═══ The data ═══

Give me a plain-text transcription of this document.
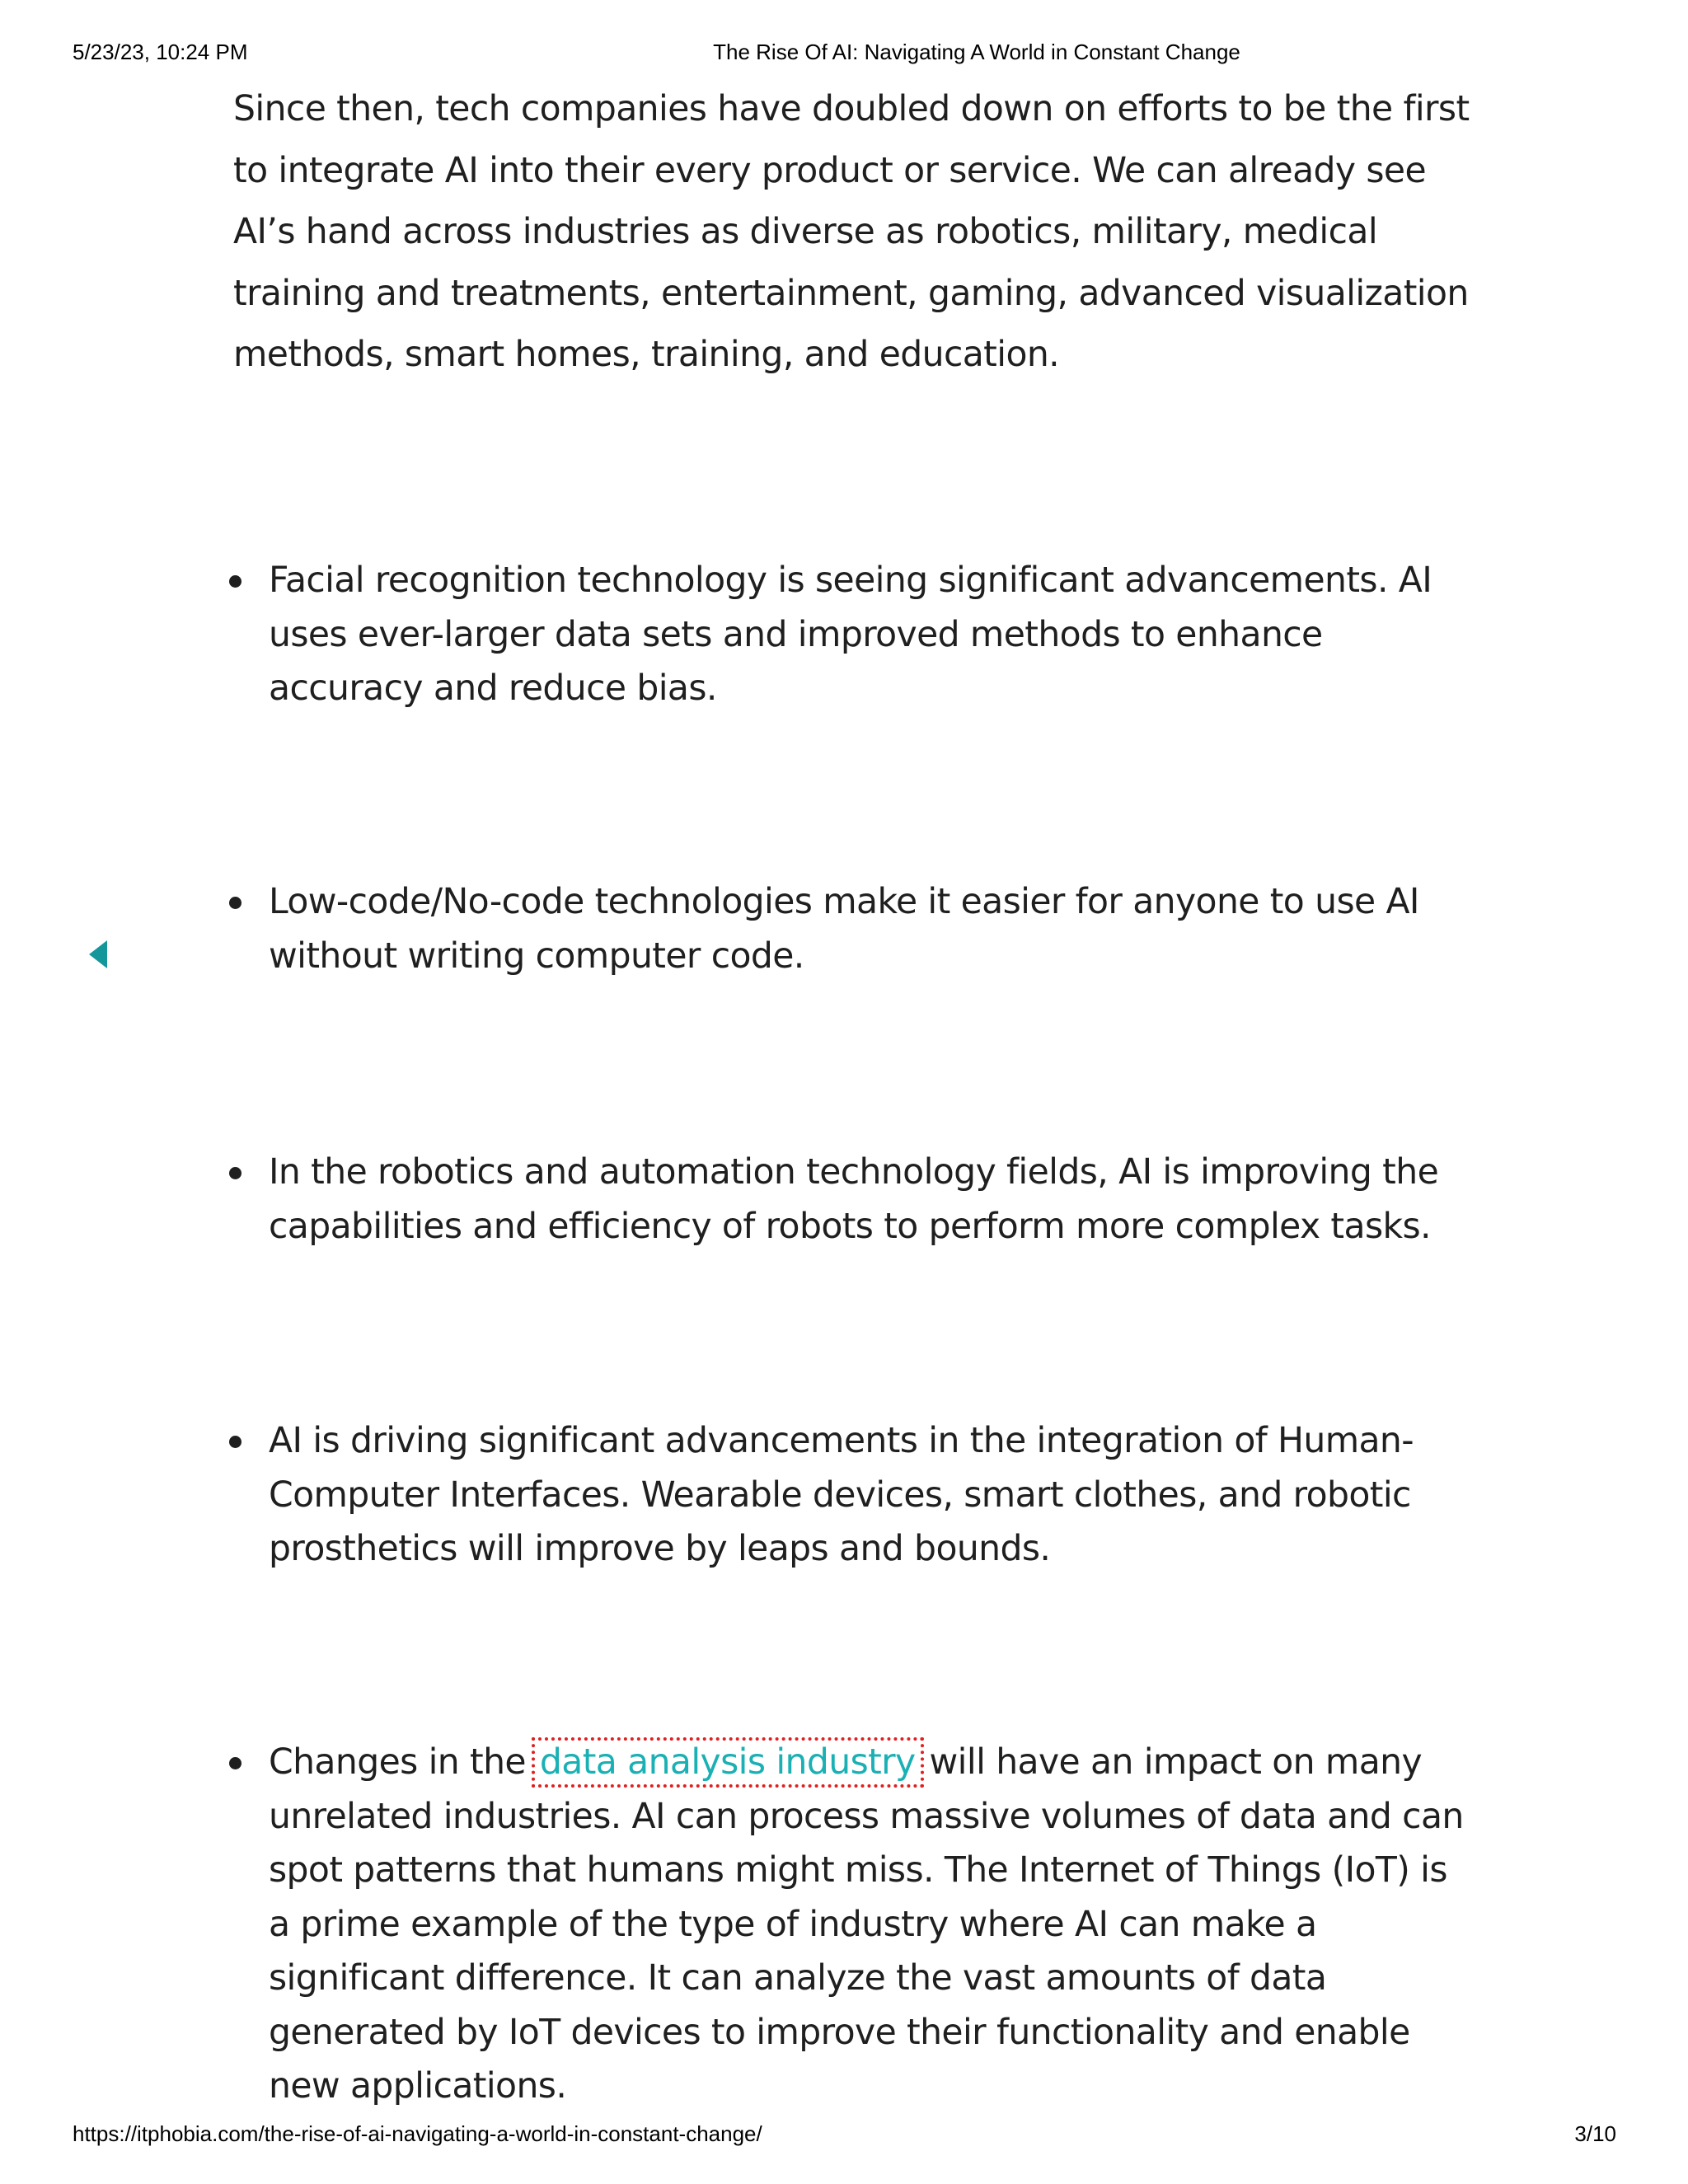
5/23/23, 10:24 PM	The Rise Of AI: Navigating A World in Constant Change

Since then, tech companies have doubled down on efforts to be the first to integrate AI into their every product or service. We can already see AI’s hand across industries as diverse as robotics, military, medical training and treatments, entertainment, gaming, advanced visualization methods, smart homes, training, and education.

Facial recognition technology is seeing significant advancements. AI uses ever-larger data sets and improved methods to enhance accuracy and reduce bias.
Low-code/No-code technologies make it easier for anyone to use AI without writing computer code.
In the robotics and automation technology fields, AI is improving the capabilities and efficiency of robots to perform more complex tasks.
AI is driving significant advancements in the integration of Human-Computer Interfaces. Wearable devices, smart clothes, and robotic prosthetics will improve by leaps and bounds.
Changes in the data analysis industry will have an impact on many unrelated industries. AI can process massive volumes of data and can spot patterns that humans might miss. The Internet of Things (IoT) is a prime example of the type of industry where AI can make a significant difference. It can analyze the vast amounts of data generated by IoT devices to improve their functionality and enable new applications.
https://itphobia.com/the-rise-of-ai-navigating-a-world-in-constant-change/	3/10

═══

Exercise instructions:
Exclude the pictures and repeat every other part of the records word for word.

Written reply:
Give me a plain-text transcription of this document.
5/23/23, 10:24 PM	The Rise Of AI: Navigating A World in Constant Change

Since then, tech companies have doubled down on efforts to be the first to integrate AI into their every product or service. We can already see AI’s hand across industries as diverse as robotics, military, medical training and treatments, entertainment, gaming, advanced visualization methods, smart homes, training, and education.

Facial recognition technology is seeing significant advancements. AI uses ever-larger data sets and improved methods to enhance accuracy and reduce bias.
Low-code/No-code technologies make it easier for anyone to use AI without writing computer code.
In the robotics and automation technology fields, AI is improving the capabilities and efficiency of robots to perform more complex tasks.
AI is driving significant advancements in the integration of Human-Computer Interfaces. Wearable devices, smart clothes, and robotic prosthetics will improve by leaps and bounds.
Changes in the data analysis industry will have an impact on many unrelated industries. AI can process massive volumes of data and can spot patterns that humans might miss. The Internet of Things (IoT) is a prime example of the type of industry where AI can make a significant difference. It can analyze the vast amounts of data generated by IoT devices to improve their functionality and enable new applications.
https://itphobia.com/the-rise-of-ai-navigating-a-world-in-constant-change/	3/10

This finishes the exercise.